(Entries from a visual dataset)
-------------------------
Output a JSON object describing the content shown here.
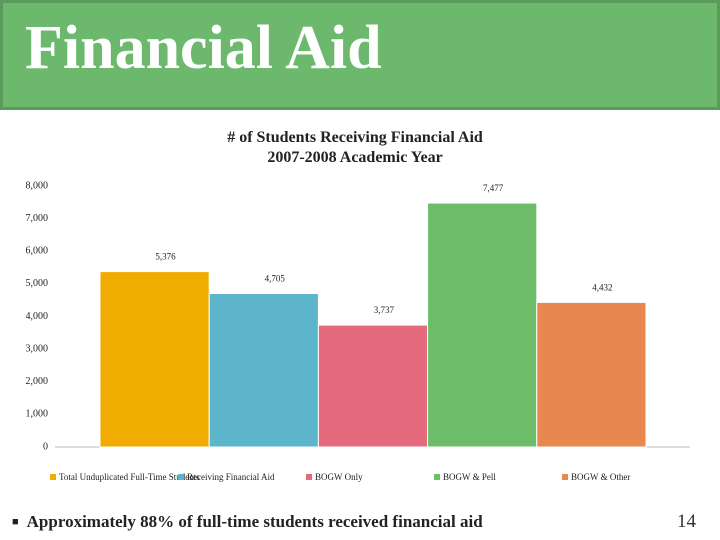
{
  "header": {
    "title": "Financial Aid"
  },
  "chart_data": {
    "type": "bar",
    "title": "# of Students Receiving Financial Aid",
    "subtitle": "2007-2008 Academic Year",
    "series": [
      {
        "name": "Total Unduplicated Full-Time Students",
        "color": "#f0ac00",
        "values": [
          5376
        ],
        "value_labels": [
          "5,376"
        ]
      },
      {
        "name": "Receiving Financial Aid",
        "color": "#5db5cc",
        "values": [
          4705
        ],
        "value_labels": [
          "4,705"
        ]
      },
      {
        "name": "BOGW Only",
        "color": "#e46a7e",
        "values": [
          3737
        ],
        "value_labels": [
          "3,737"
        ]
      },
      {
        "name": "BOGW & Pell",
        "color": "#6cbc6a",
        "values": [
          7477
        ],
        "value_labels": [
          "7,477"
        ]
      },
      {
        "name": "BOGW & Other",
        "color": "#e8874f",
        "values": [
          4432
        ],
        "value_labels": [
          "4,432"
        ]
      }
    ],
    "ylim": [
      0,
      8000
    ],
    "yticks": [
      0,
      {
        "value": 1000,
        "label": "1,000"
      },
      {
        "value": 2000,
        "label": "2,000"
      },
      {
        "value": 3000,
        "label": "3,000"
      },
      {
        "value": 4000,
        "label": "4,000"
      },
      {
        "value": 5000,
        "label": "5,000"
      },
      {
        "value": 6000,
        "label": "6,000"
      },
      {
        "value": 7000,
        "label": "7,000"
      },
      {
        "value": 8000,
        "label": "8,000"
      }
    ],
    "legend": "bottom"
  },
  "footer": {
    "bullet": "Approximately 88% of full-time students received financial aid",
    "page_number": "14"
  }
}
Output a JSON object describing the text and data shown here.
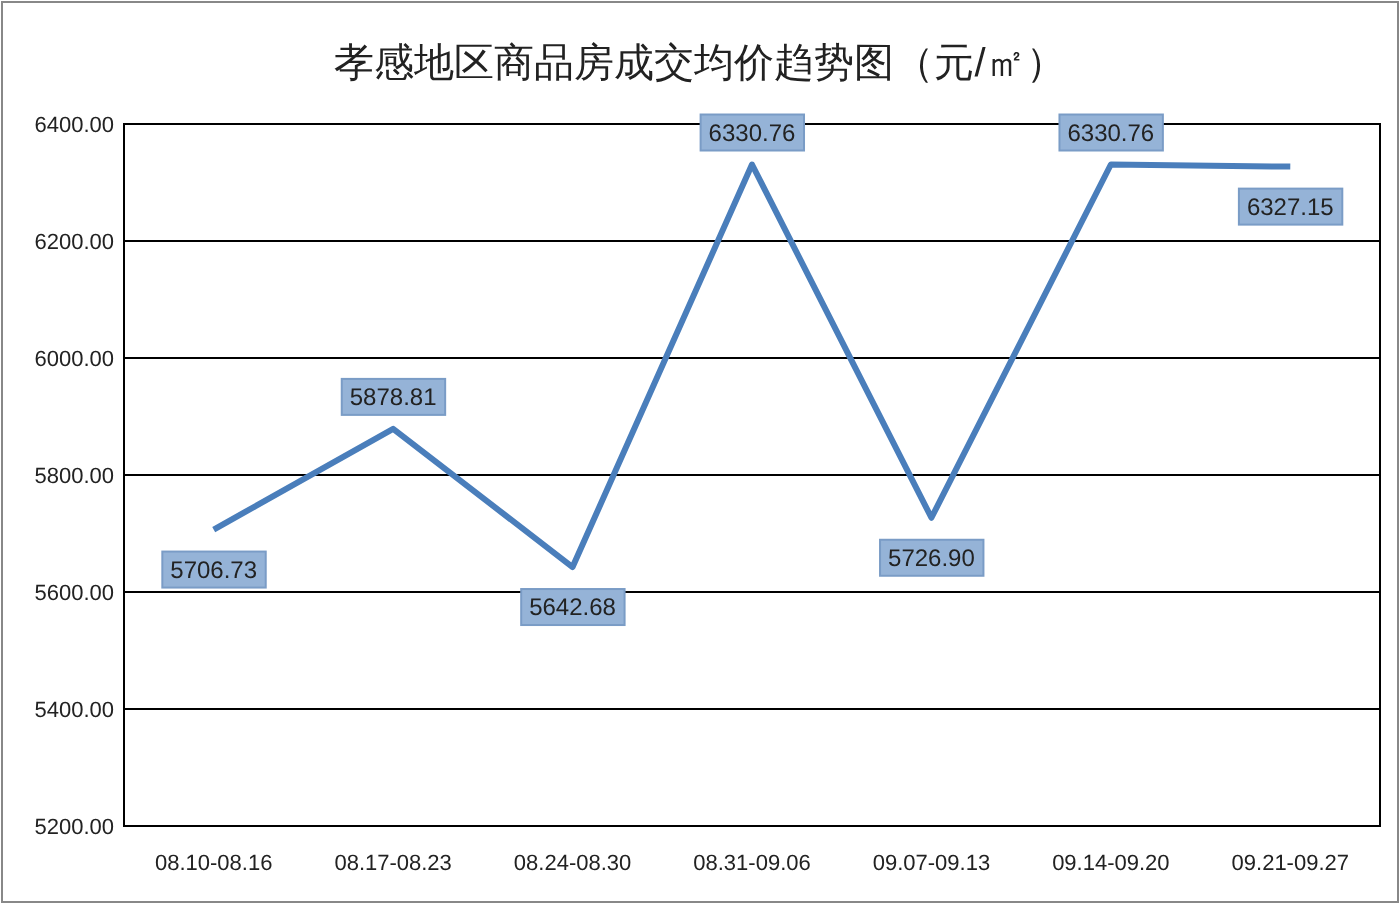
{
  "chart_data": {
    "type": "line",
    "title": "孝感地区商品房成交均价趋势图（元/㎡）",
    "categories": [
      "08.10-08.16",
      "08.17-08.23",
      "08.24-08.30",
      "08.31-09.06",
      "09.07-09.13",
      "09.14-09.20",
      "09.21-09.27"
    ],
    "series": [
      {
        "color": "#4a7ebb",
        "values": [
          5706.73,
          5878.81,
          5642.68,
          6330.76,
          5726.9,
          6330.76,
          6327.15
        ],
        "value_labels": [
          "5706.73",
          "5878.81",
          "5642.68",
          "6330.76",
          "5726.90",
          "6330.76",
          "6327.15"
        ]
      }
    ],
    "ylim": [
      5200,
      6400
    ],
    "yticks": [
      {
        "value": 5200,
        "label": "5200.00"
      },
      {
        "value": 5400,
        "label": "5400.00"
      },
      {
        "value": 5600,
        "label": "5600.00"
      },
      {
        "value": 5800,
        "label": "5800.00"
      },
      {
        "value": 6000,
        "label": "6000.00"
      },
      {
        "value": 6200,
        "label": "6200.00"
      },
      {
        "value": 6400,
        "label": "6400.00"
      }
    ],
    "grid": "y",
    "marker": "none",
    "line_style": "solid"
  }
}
-------------------------
- Short problem: Exactly as written, set down the lines from the line holding "Output a JSON object describing the text" to the last line of the data, both ends included, pictures excluded.

- Solution for this problem:
Output a JSON object describing the text and data shown here.
{
  "chart_data": {
    "type": "line",
    "title": "孝感地区商品房成交均价趋势图（元/㎡）",
    "categories": [
      "08.10-08.16",
      "08.17-08.23",
      "08.24-08.30",
      "08.31-09.06",
      "09.07-09.13",
      "09.14-09.20",
      "09.21-09.27"
    ],
    "series": [
      {
        "color": "#4a7ebb",
        "values": [
          5706.73,
          5878.81,
          5642.68,
          6330.76,
          5726.9,
          6330.76,
          6327.15
        ],
        "value_labels": [
          "5706.73",
          "5878.81",
          "5642.68",
          "6330.76",
          "5726.90",
          "6330.76",
          "6327.15"
        ]
      }
    ],
    "ylim": [
      5200,
      6400
    ],
    "yticks": [
      {
        "value": 5200,
        "label": "5200.00"
      },
      {
        "value": 5400,
        "label": "5400.00"
      },
      {
        "value": 5600,
        "label": "5600.00"
      },
      {
        "value": 5800,
        "label": "5800.00"
      },
      {
        "value": 6000,
        "label": "6000.00"
      },
      {
        "value": 6200,
        "label": "6200.00"
      },
      {
        "value": 6400,
        "label": "6400.00"
      }
    ],
    "grid": "y",
    "marker": "none",
    "line_style": "solid"
  }
}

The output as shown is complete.